**Exercise description:**
Restate the data exactly as given and keep the pictures out.

**Given data:**
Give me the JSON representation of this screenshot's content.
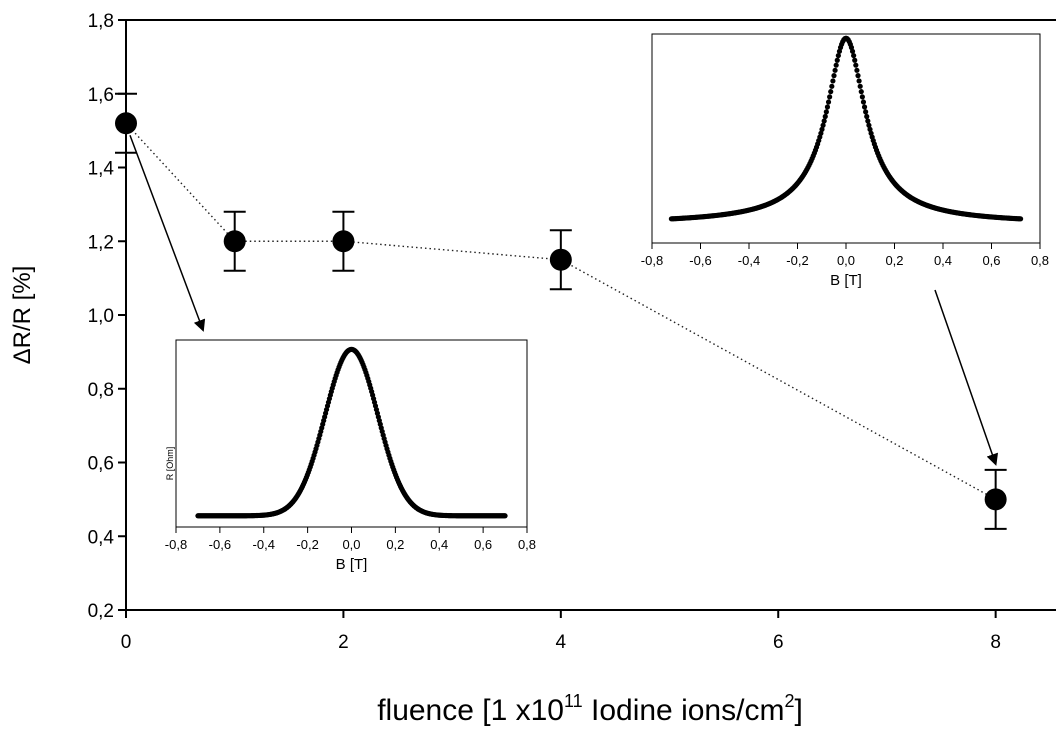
{
  "chart_data": [
    {
      "type": "scatter",
      "role": "main",
      "xlabel": "fluence [1 x10",
      "xlabel_sup": "11",
      "xlabel_mid": " Iodine ions/cm",
      "xlabel_sup2": "2",
      "xlabel_end": "]",
      "ylabel": "ΔR/R [%]",
      "xlim": [
        0,
        8.5
      ],
      "ylim": [
        0.2,
        1.8
      ],
      "x_ticks": [
        0,
        2,
        4,
        6,
        8
      ],
      "x_tick_labels": [
        "0",
        "2",
        "4",
        "6",
        "8"
      ],
      "y_ticks": [
        0.2,
        0.4,
        0.6,
        0.8,
        1.0,
        1.2,
        1.4,
        1.6,
        1.8
      ],
      "y_tick_labels": [
        "0,2",
        "0,4",
        "0,6",
        "0,8",
        "1,0",
        "1,2",
        "1,4",
        "1,6",
        "1,8"
      ],
      "line_style": "dotted",
      "points": [
        {
          "x": 0,
          "y": 1.52,
          "err": 0.08
        },
        {
          "x": 1,
          "y": 1.2,
          "err": 0.08
        },
        {
          "x": 2,
          "y": 1.2,
          "err": 0.08
        },
        {
          "x": 4,
          "y": 1.15,
          "err": 0.08
        },
        {
          "x": 8,
          "y": 0.5,
          "err": 0.08
        }
      ]
    },
    {
      "type": "scatter",
      "role": "inset",
      "attached_to_point_x": 0,
      "xlabel": "B [T]",
      "ylabel": "R [Ohm]",
      "xlim": [
        -0.8,
        0.8
      ],
      "x_ticks": [
        -0.8,
        -0.6,
        -0.4,
        -0.2,
        0.0,
        0.2,
        0.4,
        0.6,
        0.8
      ],
      "x_tick_labels": [
        "-0,8",
        "-0,6",
        "-0,4",
        "-0,2",
        "0,0",
        "0,2",
        "0,4",
        "0,6",
        "0,8"
      ],
      "ylim": [
        0,
        1
      ],
      "shape": "gaussian",
      "b_range": [
        -0.7,
        0.7
      ],
      "peak": 0.95,
      "baseline": 0.06,
      "width": 0.12
    },
    {
      "type": "scatter",
      "role": "inset",
      "attached_to_point_x": 8,
      "xlabel": "B [T]",
      "ylabel": "",
      "xlim": [
        -0.8,
        0.8
      ],
      "x_ticks": [
        -0.8,
        -0.6,
        -0.4,
        -0.2,
        0.0,
        0.2,
        0.4,
        0.6,
        0.8
      ],
      "x_tick_labels": [
        "-0,8",
        "-0,6",
        "-0,4",
        "-0,2",
        "0,0",
        "0,2",
        "0,4",
        "0,6",
        "0,8"
      ],
      "ylim": [
        0,
        1
      ],
      "shape": "lorentzian",
      "b_range": [
        -0.72,
        0.72
      ],
      "peak": 0.98,
      "baseline": 0.09,
      "width": 0.09
    }
  ]
}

**Result of the exercise:**
Give me the JSON representation of this screenshot's content.
{
  "chart_data": [
    {
      "type": "scatter",
      "role": "main",
      "xlabel": "fluence [1 x10",
      "xlabel_sup": "11",
      "xlabel_mid": " Iodine ions/cm",
      "xlabel_sup2": "2",
      "xlabel_end": "]",
      "ylabel": "ΔR/R [%]",
      "xlim": [
        0,
        8.5
      ],
      "ylim": [
        0.2,
        1.8
      ],
      "x_ticks": [
        0,
        2,
        4,
        6,
        8
      ],
      "x_tick_labels": [
        "0",
        "2",
        "4",
        "6",
        "8"
      ],
      "y_ticks": [
        0.2,
        0.4,
        0.6,
        0.8,
        1.0,
        1.2,
        1.4,
        1.6,
        1.8
      ],
      "y_tick_labels": [
        "0,2",
        "0,4",
        "0,6",
        "0,8",
        "1,0",
        "1,2",
        "1,4",
        "1,6",
        "1,8"
      ],
      "line_style": "dotted",
      "points": [
        {
          "x": 0,
          "y": 1.52,
          "err": 0.08
        },
        {
          "x": 1,
          "y": 1.2,
          "err": 0.08
        },
        {
          "x": 2,
          "y": 1.2,
          "err": 0.08
        },
        {
          "x": 4,
          "y": 1.15,
          "err": 0.08
        },
        {
          "x": 8,
          "y": 0.5,
          "err": 0.08
        }
      ]
    },
    {
      "type": "scatter",
      "role": "inset",
      "attached_to_point_x": 0,
      "xlabel": "B [T]",
      "ylabel": "R [Ohm]",
      "xlim": [
        -0.8,
        0.8
      ],
      "x_ticks": [
        -0.8,
        -0.6,
        -0.4,
        -0.2,
        0.0,
        0.2,
        0.4,
        0.6,
        0.8
      ],
      "x_tick_labels": [
        "-0,8",
        "-0,6",
        "-0,4",
        "-0,2",
        "0,0",
        "0,2",
        "0,4",
        "0,6",
        "0,8"
      ],
      "ylim": [
        0,
        1
      ],
      "shape": "gaussian",
      "b_range": [
        -0.7,
        0.7
      ],
      "peak": 0.95,
      "baseline": 0.06,
      "width": 0.12
    },
    {
      "type": "scatter",
      "role": "inset",
      "attached_to_point_x": 8,
      "xlabel": "B [T]",
      "ylabel": "",
      "xlim": [
        -0.8,
        0.8
      ],
      "x_ticks": [
        -0.8,
        -0.6,
        -0.4,
        -0.2,
        0.0,
        0.2,
        0.4,
        0.6,
        0.8
      ],
      "x_tick_labels": [
        "-0,8",
        "-0,6",
        "-0,4",
        "-0,2",
        "0,0",
        "0,2",
        "0,4",
        "0,6",
        "0,8"
      ],
      "ylim": [
        0,
        1
      ],
      "shape": "lorentzian",
      "b_range": [
        -0.72,
        0.72
      ],
      "peak": 0.98,
      "baseline": 0.09,
      "width": 0.09
    }
  ]
}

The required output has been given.